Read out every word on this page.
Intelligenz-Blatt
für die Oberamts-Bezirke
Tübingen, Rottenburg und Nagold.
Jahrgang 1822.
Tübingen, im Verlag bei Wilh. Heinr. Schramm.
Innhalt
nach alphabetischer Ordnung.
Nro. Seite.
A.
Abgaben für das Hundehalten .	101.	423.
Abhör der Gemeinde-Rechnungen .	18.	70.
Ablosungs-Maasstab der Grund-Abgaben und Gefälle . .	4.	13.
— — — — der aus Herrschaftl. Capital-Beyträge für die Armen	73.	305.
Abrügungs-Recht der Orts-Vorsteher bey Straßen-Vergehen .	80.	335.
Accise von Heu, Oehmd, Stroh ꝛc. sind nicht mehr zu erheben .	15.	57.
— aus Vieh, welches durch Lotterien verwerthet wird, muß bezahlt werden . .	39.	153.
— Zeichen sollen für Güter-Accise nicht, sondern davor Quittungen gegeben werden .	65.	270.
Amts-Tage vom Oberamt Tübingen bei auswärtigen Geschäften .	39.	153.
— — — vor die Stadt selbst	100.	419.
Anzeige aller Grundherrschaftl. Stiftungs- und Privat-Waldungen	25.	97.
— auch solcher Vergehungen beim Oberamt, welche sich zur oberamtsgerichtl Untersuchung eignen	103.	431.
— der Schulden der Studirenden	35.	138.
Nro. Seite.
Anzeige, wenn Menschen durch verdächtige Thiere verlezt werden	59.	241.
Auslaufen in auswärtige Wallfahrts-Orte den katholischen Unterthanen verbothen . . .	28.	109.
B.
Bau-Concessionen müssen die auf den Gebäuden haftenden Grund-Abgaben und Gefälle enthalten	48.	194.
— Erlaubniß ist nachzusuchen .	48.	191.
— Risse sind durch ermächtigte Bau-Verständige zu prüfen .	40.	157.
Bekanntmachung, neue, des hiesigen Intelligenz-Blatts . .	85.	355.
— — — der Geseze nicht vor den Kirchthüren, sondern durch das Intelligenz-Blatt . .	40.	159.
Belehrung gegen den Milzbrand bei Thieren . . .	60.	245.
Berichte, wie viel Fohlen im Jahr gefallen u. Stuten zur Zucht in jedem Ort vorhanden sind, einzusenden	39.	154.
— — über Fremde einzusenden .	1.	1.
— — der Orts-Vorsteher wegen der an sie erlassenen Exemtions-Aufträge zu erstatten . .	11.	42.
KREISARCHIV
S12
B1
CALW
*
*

.....

**What the task requires**: Each entry above is to be quoted exactly.

**Correct answer**:
Read out every word on this page.
Intelligenz-Blatt
für die Oberamts-Bezirke
Tübingen, Rottenburg und Nagold.
Jahrgang 1822.
Tübingen, im Verlag bei Wilh. Heinr. Schramm.
Innhalt
nach alphabetischer Ordnung.
Nro. Seite.
A.
Abgaben für das Hundehalten .	101.	423.
Abhör der Gemeinde-Rechnungen .	18.	70.
Ablosungs-Maasstab der Grund-Abgaben und Gefälle . .	4.	13.
— — — — der aus Herrschaftl. Capital-Beyträge für die Armen	73.	305.
Abrügungs-Recht der Orts-Vorsteher bey Straßen-Vergehen .	80.	335.
Accise von Heu, Oehmd, Stroh ꝛc. sind nicht mehr zu erheben .	15.	57.
— aus Vieh, welches durch Lotterien verwerthet wird, muß bezahlt werden . .	39.	153.
— Zeichen sollen für Güter-Accise nicht, sondern davor Quittungen gegeben werden .	65.	270.
Amts-Tage vom Oberamt Tübingen bei auswärtigen Geschäften .	39.	153.
— — — vor die Stadt selbst	100.	419.
Anzeige aller Grundherrschaftl. Stiftungs- und Privat-Waldungen	25.	97.
— auch solcher Vergehungen beim Oberamt, welche sich zur oberamtsgerichtl Untersuchung eignen	103.	431.
— der Schulden der Studirenden	35.	138.
Nro. Seite.
Anzeige, wenn Menschen durch verdächtige Thiere verlezt werden	59.	241.
Auslaufen in auswärtige Wallfahrts-Orte den katholischen Unterthanen verbothen . . .	28.	109.
B.
Bau-Concessionen müssen die auf den Gebäuden haftenden Grund-Abgaben und Gefälle enthalten	48.	194.
— Erlaubniß ist nachzusuchen .	48.	191.
— Risse sind durch ermächtigte Bau-Verständige zu prüfen .	40.	157.
Bekanntmachung, neue, des hiesigen Intelligenz-Blatts . .	85.	355.
— — — der Geseze nicht vor den Kirchthüren, sondern durch das Intelligenz-Blatt . .	40.	159.
Belehrung gegen den Milzbrand bei Thieren . . .	60.	245.
Berichte, wie viel Fohlen im Jahr gefallen u. Stuten zur Zucht in jedem Ort vorhanden sind, einzusenden	39.	154.
— — über Fremde einzusenden .	1.	1.
— — der Orts-Vorsteher wegen der an sie erlassenen Exemtions-Aufträge zu erstatten . .	11.	42.
KREISARCHIV
S12
B1
CALW
*
*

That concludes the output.